Written request. Pull out all lines from the listing below in which the word "Wmin" appears.

(Dataset items)
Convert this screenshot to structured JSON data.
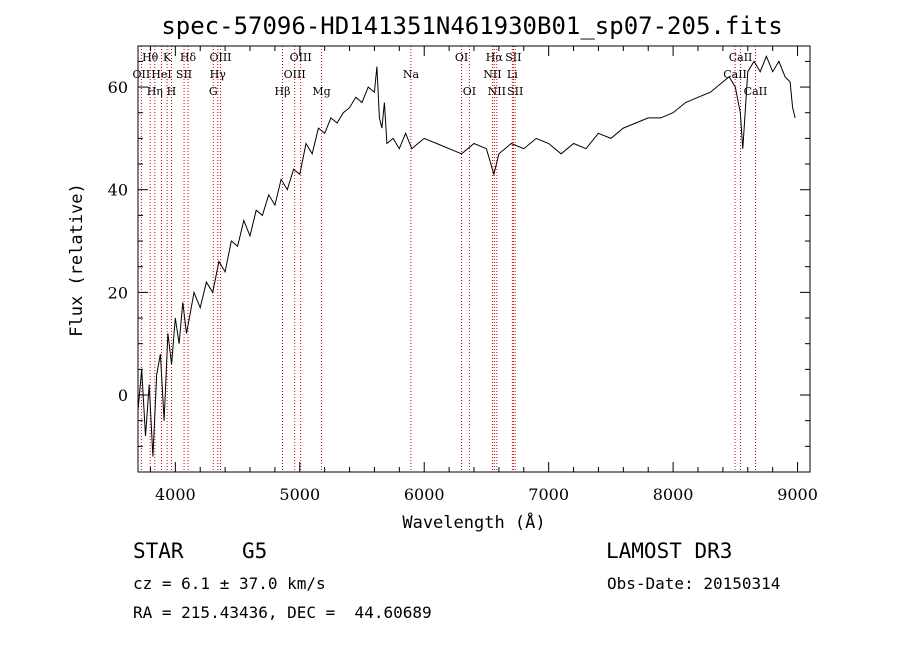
{
  "chart_data": {
    "type": "line",
    "title": "spec-57096-HD141351N461930B01_sp07-205.fits",
    "xlabel": "Wavelength (Å)",
    "ylabel": "Flux (relative)",
    "xlim": [
      3700,
      9100
    ],
    "ylim": [
      -15,
      68
    ],
    "xticks": [
      4000,
      5000,
      6000,
      7000,
      8000,
      9000
    ],
    "yticks": [
      0,
      20,
      40,
      60
    ],
    "grid": false,
    "series": [
      {
        "name": "flux",
        "x": [
          3700,
          3730,
          3760,
          3790,
          3820,
          3850,
          3880,
          3910,
          3940,
          3970,
          4000,
          4030,
          4060,
          4090,
          4120,
          4150,
          4200,
          4250,
          4300,
          4350,
          4400,
          4450,
          4500,
          4550,
          4600,
          4650,
          4700,
          4750,
          4800,
          4850,
          4900,
          4950,
          5000,
          5050,
          5100,
          5150,
          5200,
          5250,
          5300,
          5350,
          5400,
          5450,
          5500,
          5550,
          5600,
          5620,
          5640,
          5660,
          5680,
          5700,
          5750,
          5800,
          5850,
          5900,
          5950,
          6000,
          6100,
          6200,
          6300,
          6400,
          6500,
          6560,
          6600,
          6700,
          6800,
          6900,
          7000,
          7100,
          7200,
          7300,
          7400,
          7500,
          7600,
          7700,
          7800,
          7900,
          8000,
          8100,
          8200,
          8300,
          8400,
          8450,
          8500,
          8540,
          8560,
          8600,
          8650,
          8700,
          8750,
          8800,
          8850,
          8900,
          8940,
          8960,
          8980
        ],
        "y": [
          -3,
          5,
          -8,
          2,
          -12,
          4,
          8,
          -5,
          12,
          6,
          15,
          10,
          18,
          12,
          16,
          20,
          17,
          22,
          20,
          26,
          24,
          30,
          29,
          34,
          31,
          36,
          35,
          39,
          37,
          42,
          40,
          44,
          43,
          49,
          47,
          52,
          51,
          54,
          53,
          55,
          56,
          58,
          57,
          60,
          59,
          64,
          54,
          52,
          57,
          49,
          50,
          48,
          51,
          48,
          49,
          50,
          49,
          48,
          47,
          49,
          48,
          43,
          47,
          49,
          48,
          50,
          49,
          47,
          49,
          48,
          51,
          50,
          52,
          53,
          54,
          54,
          55,
          57,
          58,
          59,
          61,
          62,
          60,
          55,
          48,
          63,
          65,
          63,
          66,
          63,
          65,
          62,
          61,
          56,
          54
        ]
      }
    ],
    "spectral_lines": [
      {
        "label": "Hθ",
        "wavelength": 3798,
        "row": 0
      },
      {
        "label": "OII",
        "wavelength": 3727,
        "row": 1
      },
      {
        "label": "Hη",
        "wavelength": 3835,
        "row": 2
      },
      {
        "label": "HeI",
        "wavelength": 3889,
        "row": 1
      },
      {
        "label": "K",
        "wavelength": 3934,
        "row": 0
      },
      {
        "label": "H",
        "wavelength": 3969,
        "row": 2
      },
      {
        "label": "SII",
        "wavelength": 4070,
        "row": 1
      },
      {
        "label": "Hδ",
        "wavelength": 4102,
        "row": 0
      },
      {
        "label": "OIII",
        "wavelength": 4363,
        "row": 0
      },
      {
        "label": "Hγ",
        "wavelength": 4341,
        "row": 1
      },
      {
        "label": "G",
        "wavelength": 4305,
        "row": 2
      },
      {
        "label": "Hβ",
        "wavelength": 4861,
        "row": 2
      },
      {
        "label": "OIII",
        "wavelength": 5007,
        "row": 0
      },
      {
        "label": "OIII",
        "wavelength": 4959,
        "row": 1
      },
      {
        "label": "Mg",
        "wavelength": 5175,
        "row": 2
      },
      {
        "label": "Na",
        "wavelength": 5893,
        "row": 1
      },
      {
        "label": "OI",
        "wavelength": 6300,
        "row": 0
      },
      {
        "label": "OI",
        "wavelength": 6363,
        "row": 2
      },
      {
        "label": "Hα",
        "wavelength": 6563,
        "row": 0
      },
      {
        "label": "NII",
        "wavelength": 6548,
        "row": 1
      },
      {
        "label": "NII",
        "wavelength": 6583,
        "row": 2
      },
      {
        "label": "SII",
        "wavelength": 6716,
        "row": 0
      },
      {
        "label": "Li",
        "wavelength": 6708,
        "row": 1
      },
      {
        "label": "SII",
        "wavelength": 6731,
        "row": 2
      },
      {
        "label": "CaII",
        "wavelength": 8542,
        "row": 0
      },
      {
        "label": "CaII",
        "wavelength": 8498,
        "row": 1
      },
      {
        "label": "CaII",
        "wavelength": 8662,
        "row": 2
      }
    ]
  },
  "info": {
    "object_type": "STAR",
    "subclass": "G5",
    "survey": "LAMOST DR3",
    "redshift": "cz = 6.1 ± 37.0 km/s",
    "obs_date": "Obs-Date: 20150314",
    "coords": "RA = 215.43436, DEC =  44.60689"
  },
  "colors": {
    "line": "#000000",
    "marker": "#cc0000",
    "background": "#ffffff"
  }
}
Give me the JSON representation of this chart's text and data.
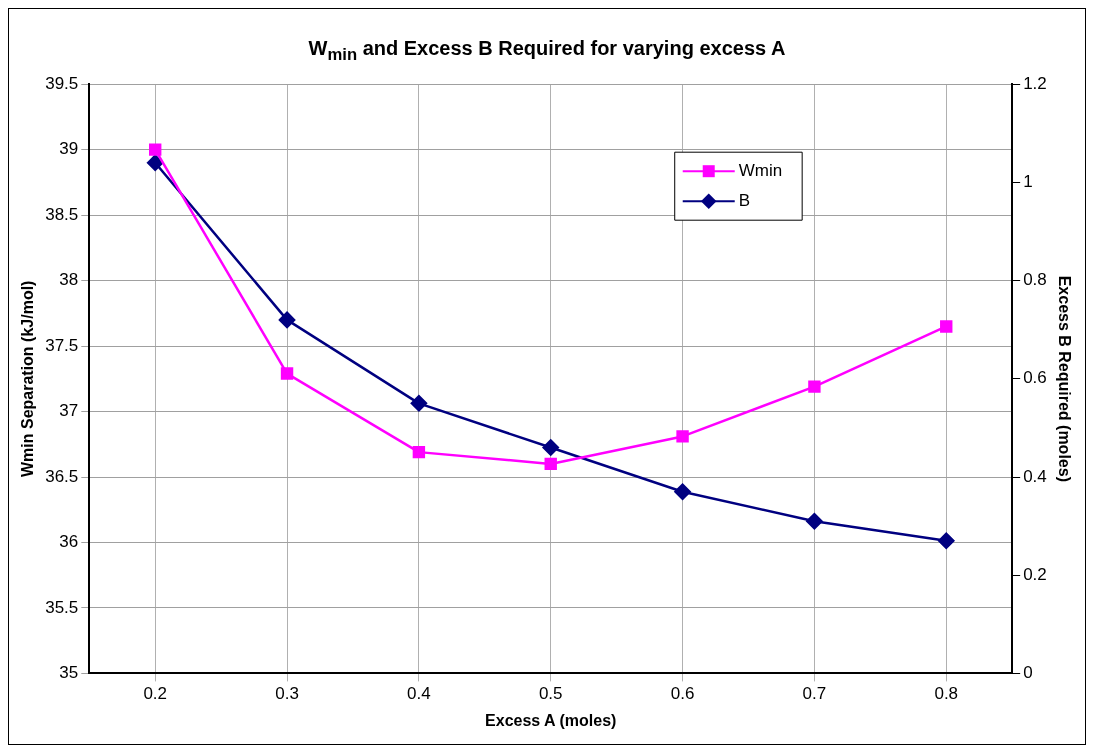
{
  "chart_data": {
    "type": "line",
    "title": "W$_{min}$ and Excess B Required for varying excess A",
    "xlabel": "Excess A (moles)",
    "ylabel": "Wmin Separation (kJ/mol)",
    "y2label": "Excess B Required (moles)",
    "categories": [
      "0.2",
      "0.3",
      "0.4",
      "0.5",
      "0.6",
      "0.7",
      "0.8"
    ],
    "series": [
      {
        "name": "Wmin",
        "color": "#ff00ff",
        "marker": "square",
        "values": [
          39.0,
          37.29,
          36.69,
          36.6,
          36.81,
          37.19,
          37.65
        ]
      },
      {
        "name": "B",
        "color": "#000080",
        "marker": "diamond",
        "axis": "y2",
        "values": [
          1.04,
          0.72,
          0.55,
          0.46,
          0.37,
          0.31,
          0.27
        ]
      }
    ],
    "ylim": [
      35,
      39.5
    ],
    "yticks": [
      35,
      35.5,
      36,
      36.5,
      37,
      37.5,
      38,
      38.5,
      39,
      39.5
    ],
    "y2lim": [
      0,
      1.2
    ],
    "y2ticks": [
      0,
      0.2,
      0.4,
      0.6,
      0.8,
      1,
      1.2
    ],
    "grid": true,
    "legend": "top right"
  }
}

Correct answer.
    "ylabel": "Wmin Separation (kJ/mol)",
        "name": "Wmin",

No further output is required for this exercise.